**Aim of the exercise**.
Return the material word for word. Do not include the pictures.
───── Exercise material ─────
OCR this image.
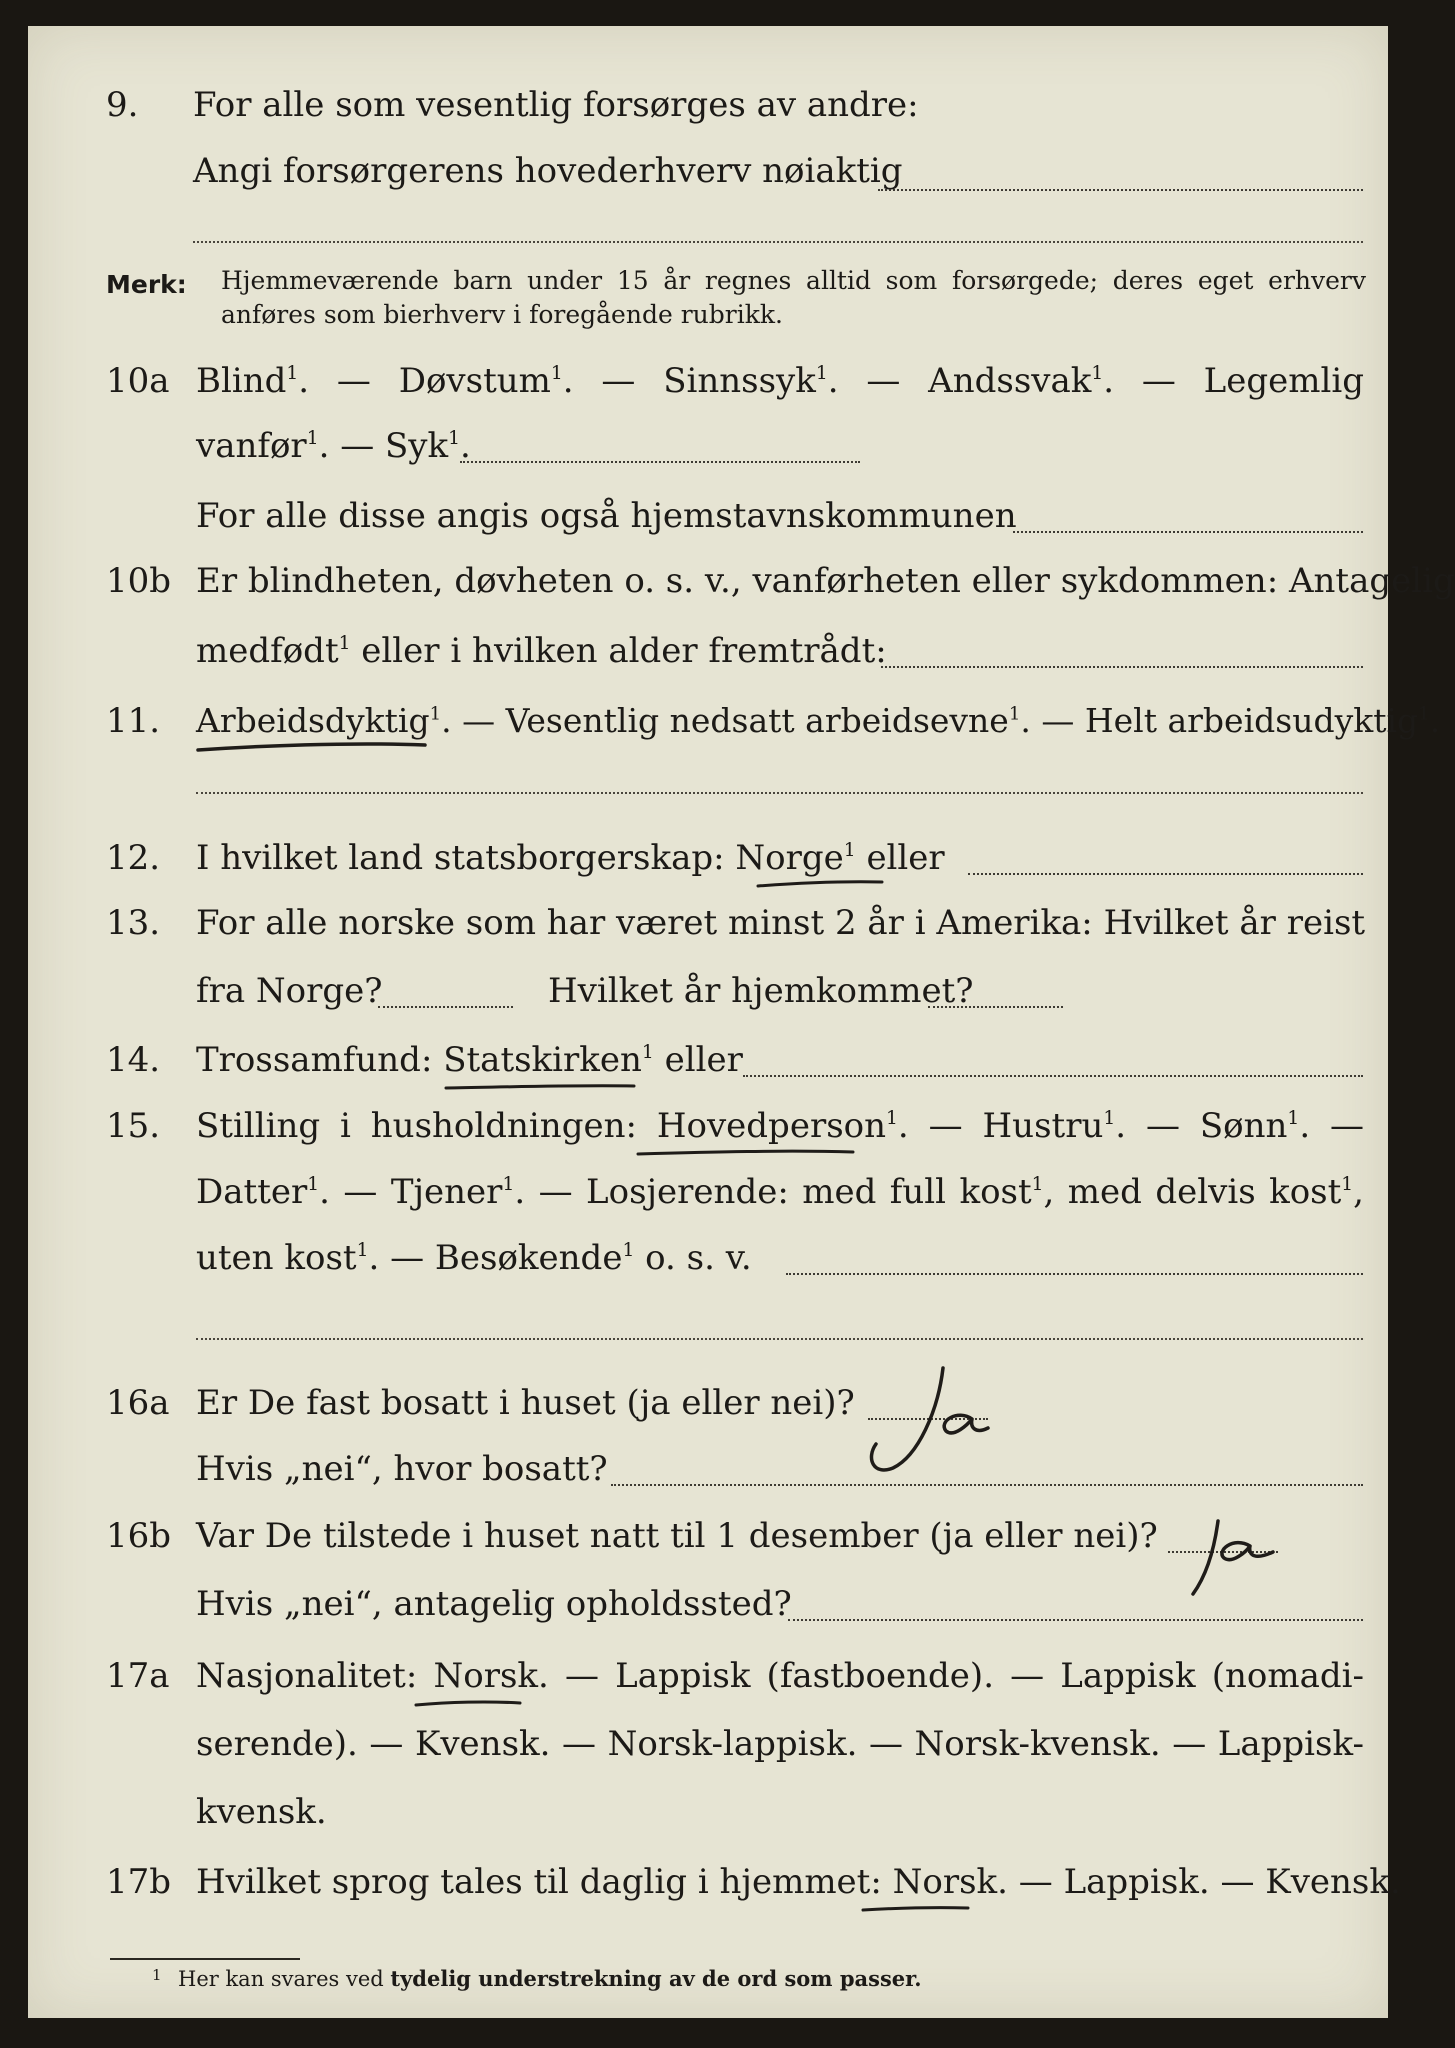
9. For alle som vesentlig forsørges av andre:
Angi forsørgerens hovederhverv nøiaktig
Merk: Hjemmeværende barn under 15 år regnes alltid som forsørgede; deres eget erhverv
anføres som bierhverv i foregående rubrikk.
10a Blind$^1$. — Døvstum$^1$. — Sinnssyk$^1$. — Andssvak$^1$. — Legemlig
vanfør$^1$. — Syk$^1$.
For alle disse angis også hjemstavnskommunen
10b Er blindheten, døvheten o. s. v., vanførheten eller sykdommen: Antagelig
medfødt$^1$ eller i hvilken alder fremtrådt:
11. Arbeidsdyktig$^1$. — Vesentlig nedsatt arbeidsevne$^1$. — Helt arbeidsudyktig$^1$.
12. I hvilket land statsborgerskap: Norge$^1$ eller
13. For alle norske som har været minst 2 år i Amerika: Hvilket år reist
fra Norge?	Hvilket år hjemkommet?
14. Trossamfund: Statskirken$^1$ eller
15. Stilling i husholdningen: Hovedperson$^1$. — Hustru$^1$. — Sønn$^1$. —
Datter$^1$. — Tjener$^1$. — Losjerende: med full kost$^1$, med delvis kost$^1$,
uten kost$^1$. — Besøkende$^1$ o. s. v.
16a Er De fast bosatt i huset (ja eller nei)?
Hvis „nei“, hvor bosatt?
16b Var De tilstede i huset natt til 1 desember (ja eller nei)?
Hvis „nei“, antagelig opholdssted?
17a Nasjonalitet: Norsk. — Lappisk (fastboende). — Lappisk (nomadi-
serende). — Kvensk. — Norsk-lappisk. — Norsk-kvensk. — Lappisk-
kvensk.
17b Hvilket sprog tales til daglig i hjemmet: Norsk. — Lappisk. — Kvensk.
1 Her kan svares ved tydelig understrekning av de ord som passer.
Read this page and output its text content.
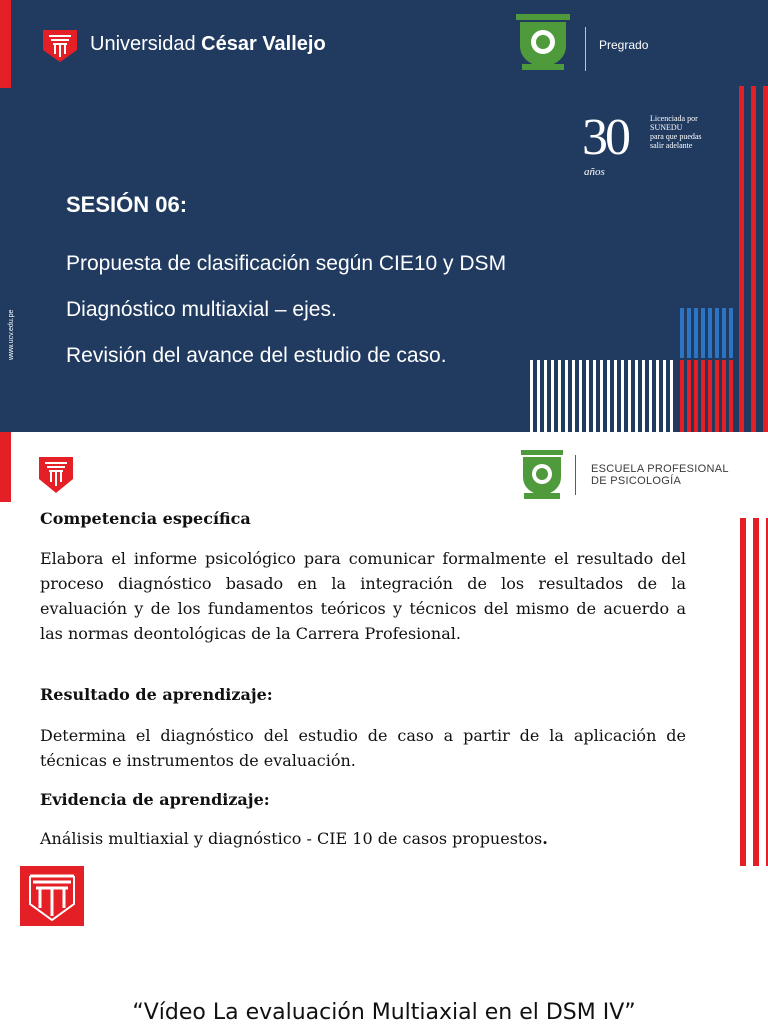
Universidad César Vallejo	Pregrado
30
años
Licenciada por
SUNEDU
para que puedas
salir adelante
www.ucv.edu.pe
SESIÓN 06:
Propuesta de clasificación según CIE10 y DSM
Diagnóstico multiaxial – ejes.
Revisión del avance del estudio de caso.
ESCUELA PROFESIONAL
DE PSICOLOGÍA
Competencia específica
Elabora el informe psicológico para comunicar formalmente el resultado del proceso diagnóstico basado en la integración de los resultados de la evaluación y de los fundamentos teóricos y técnicos del mismo de acuerdo a las normas deontológicas de la Carrera Profesional.
Resultado de aprendizaje:
Determina el diagnóstico del estudio de caso a partir de la aplicación de técnicas e instrumentos de evaluación.
Evidencia de aprendizaje:
Análisis multiaxial y diagnóstico - CIE 10 de casos propuestos.
“Vídeo La evaluación Multiaxial en el DSM IV”
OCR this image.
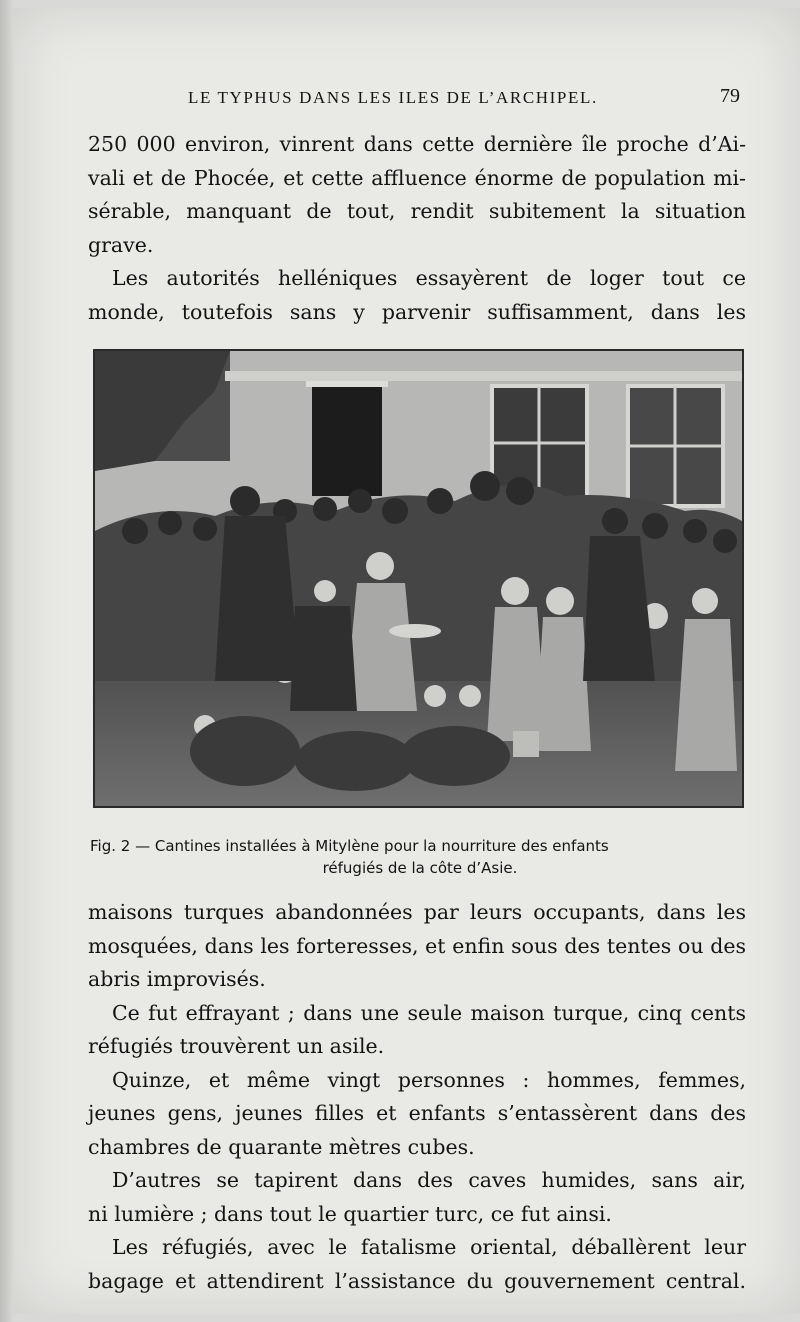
LE TYPHUS DANS LES ILES DE L’ARCHIPEL.	79

250 000 environ, vinrent dans cette dernière île proche d’Ai-

vali et de Phocée, et cette affluence énorme de population mi-

sérable, manquant de tout, rendit subitement la situation

grave.

Les autorités helléniques essayèrent de loger tout ce

monde, toutefois sans y parvenir suffisamment, dans les

Fig. 2 — Cantines installées à Mitylène pour la nourriture des enfants
réfugiés de la côte d’Asie.

maisons turques abandonnées par leurs occupants, dans les

mosquées, dans les forteresses, et enfin sous des tentes ou des

abris improvisés.

Ce fut effrayant ; dans une seule maison turque, cinq cents

réfugiés trouvèrent un asile.

Quinze, et même vingt personnes : hommes, femmes,

jeunes gens, jeunes filles et enfants s’entassèrent dans des

chambres de quarante mètres cubes.

D’autres se tapirent dans des caves humides, sans air,

ni lumière ; dans tout le quartier turc, ce fut ainsi.

Les réfugiés, avec le fatalisme oriental, déballèrent leur

bagage et attendirent l’assistance du gouvernement central.
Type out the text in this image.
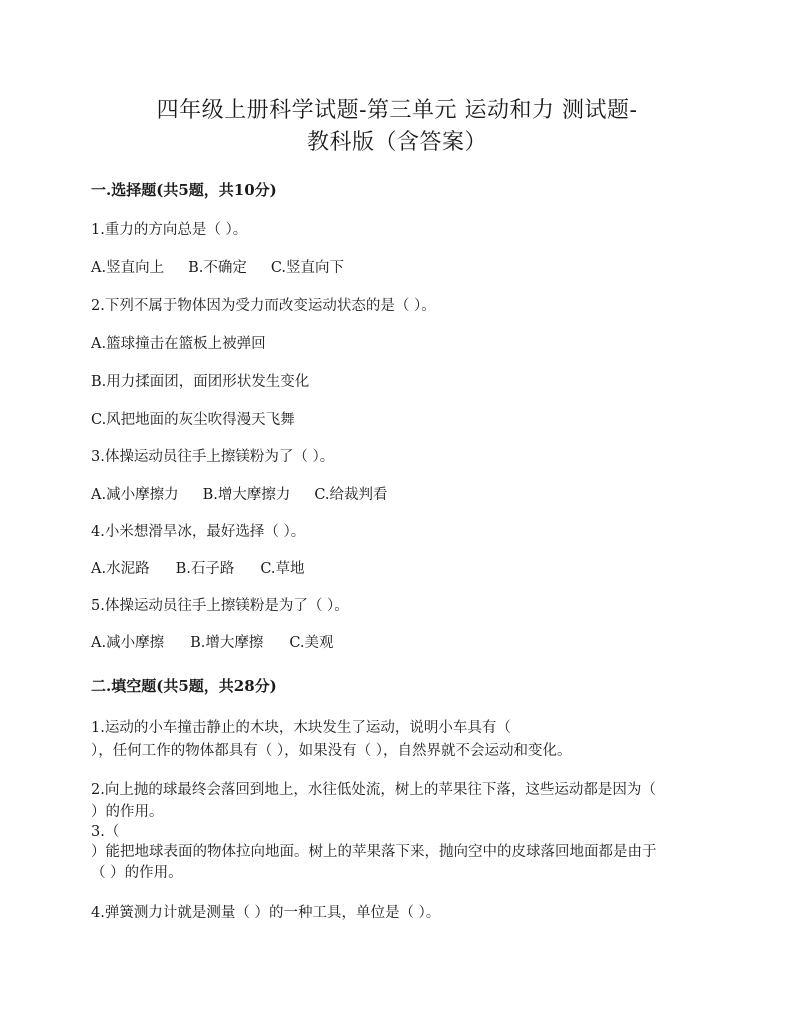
四年级上册科学试题-第三单元 运动和力 测试题-
教科版（含答案）
一.选择题(共5题，共10分)
1.重力的方向总是（ ）。
A.竖直向上 B.不确定 C.竖直向下
2.下列不属于物体因为受力而改变运动状态的是（ ）。
A.篮球撞击在篮板上被弹回
B.用力揉面团，面团形状发生变化
C.风把地面的灰尘吹得漫天飞舞
3.体操运动员往手上擦镁粉为了（ ）。
A.减小摩擦力 B.增大摩擦力 C.给裁判看
4.小米想滑旱冰，最好选择（ ）。
A.水泥路 B.石子路 C.草地
5.体操运动员往手上擦镁粉是为了（ ）。
A.减小摩擦 B.增大摩擦 C.美观
二.填空题(共5题，共28分)
1.运动的小车撞击静止的木块，木块发生了运动，说明小车具有（
），任何工作的物体都具有（ ），如果没有（ ），自然界就不会运动和变化。
2.向上抛的球最终会落回到地上，水往低处流，树上的苹果往下落，这些运动都是因为（
）的作用。
3.（
）能把地球表面的物体拉向地面。树上的苹果落下来，抛向空中的皮球落回地面都是由于
（ ）的作用。
4.弹簧测力计就是测量（ ）的一种工具，单位是（ ）。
─────
**Exercise response**.
OCR this image.
9. For alle som vesentlig forsørges av andre:
Angi forsørgerens hovederhverv nøiaktig
Merk: Hjemmeværende barn under 15 år regnes alltid som forsørgede; deres eget erhverv
anføres som bierhverv i foregående rubrikk.
10a Blind$^1$. — Døvstum$^1$. — Sinnssyk$^1$. — Andssvak$^1$. — Legemlig
vanfør$^1$. — Syk$^1$.
For alle disse angis også hjemstavnskommunen
10b Er blindheten, døvheten o. s. v., vanførheten eller sykdommen: Antagelig
medfødt$^1$ eller i hvilken alder fremtrådt:
11. Arbeidsdyktig$^1$. — Vesentlig nedsatt arbeidsevne$^1$. — Helt arbeidsudyktig$^1$.
12. I hvilket land statsborgerskap: Norge$^1$ eller
13. For alle norske som har været minst 2 år i Amerika: Hvilket år reist
fra Norge?	Hvilket år hjemkommet?
14. Trossamfund: Statskirken$^1$ eller
15. Stilling i husholdningen: Hovedperson$^1$. — Hustru$^1$. — Sønn$^1$. —
Datter$^1$. — Tjener$^1$. — Losjerende: med full kost$^1$, med delvis kost$^1$,
uten kost$^1$. — Besøkende$^1$ o. s. v.
16a Er De fast bosatt i huset (ja eller nei)?
Hvis „nei“, hvor bosatt?
16b Var De tilstede i huset natt til 1 desember (ja eller nei)?
Hvis „nei“, antagelig opholdssted?
17a Nasjonalitet: Norsk. — Lappisk (fastboende). — Lappisk (nomadi-
serende). — Kvensk. — Norsk-lappisk. — Norsk-kvensk. — Lappisk-
kvensk.
17b Hvilket sprog tales til daglig i hjemmet: Norsk. — Lappisk. — Kvensk.
1 Her kan svares ved tydelig understrekning av de ord som passer.
Read this page and output its text content.
Universidad César Vallejo	Pregrado
30
años
Licenciada por
SUNEDU
para que puedas
salir adelante
www.ucv.edu.pe
SESIÓN 06:
Propuesta de clasificación según CIE10 y DSM
Diagnóstico multiaxial – ejes.
Revisión del avance del estudio de caso.
ESCUELA PROFESIONAL
DE PSICOLOGÍA
Competencia específica
Elabora el informe psicológico para comunicar formalmente el resultado del proceso diagnóstico basado en la integración de los resultados de la evaluación y de los fundamentos teóricos y técnicos del mismo de acuerdo a las normas deontológicas de la Carrera Profesional.
Resultado de aprendizaje:
Determina el diagnóstico del estudio de caso a partir de la aplicación de técnicas e instrumentos de evaluación.
Evidencia de aprendizaje:
Análisis multiaxial y diagnóstico - CIE 10 de casos propuestos.
“Vídeo La evaluación Multiaxial en el DSM IV”
OCR this image.
LE TYPHUS DANS LES ILES DE L’ARCHIPEL.	79

250 000 environ, vinrent dans cette dernière île proche d’Ai-

vali et de Phocée, et cette affluence énorme de population mi-

sérable, manquant de tout, rendit subitement la situation

grave.

Les autorités helléniques essayèrent de loger tout ce

monde, toutefois sans y parvenir suffisamment, dans les

Fig. 2 — Cantines installées à Mitylène pour la nourriture des enfants
réfugiés de la côte d’Asie.

maisons turques abandonnées par leurs occupants, dans les

mosquées, dans les forteresses, et enfin sous des tentes ou des

abris improvisés.

Ce fut effrayant ; dans une seule maison turque, cinq cents

réfugiés trouvèrent un asile.

Quinze, et même vingt personnes : hommes, femmes,

jeunes gens, jeunes filles et enfants s’entassèrent dans des

chambres de quarante mètres cubes.

D’autres se tapirent dans des caves humides, sans air,

ni lumière ; dans tout le quartier turc, ce fut ainsi.

Les réfugiés, avec le fatalisme oriental, déballèrent leur

bagage et attendirent l’assistance du gouvernement central.
Type out the text in this image.
四年级上册科学试题-第三单元 运动和力 测试题-
教科版（含答案）
一.选择题(共5题，共10分)
1.重力的方向总是（ ）。
A.竖直向上 B.不确定 C.竖直向下
2.下列不属于物体因为受力而改变运动状态的是（ ）。
A.篮球撞击在篮板上被弹回
B.用力揉面团，面团形状发生变化
C.风把地面的灰尘吹得漫天飞舞
3.体操运动员往手上擦镁粉为了（ ）。
A.减小摩擦力 B.增大摩擦力 C.给裁判看
4.小米想滑旱冰，最好选择（ ）。
A.水泥路 B.石子路 C.草地
5.体操运动员往手上擦镁粉是为了（ ）。
A.减小摩擦 B.增大摩擦 C.美观
二.填空题(共5题，共28分)
1.运动的小车撞击静止的木块，木块发生了运动，说明小车具有（
），任何工作的物体都具有（ ），如果没有（ ），自然界就不会运动和变化。
2.向上抛的球最终会落回到地上，水往低处流，树上的苹果往下落，这些运动都是因为（
）的作用。
3.（
）能把地球表面的物体拉向地面。树上的苹果落下来，抛向空中的皮球落回地面都是由于
（ ）的作用。
4.弹簧测力计就是测量（ ）的一种工具，单位是（ ）。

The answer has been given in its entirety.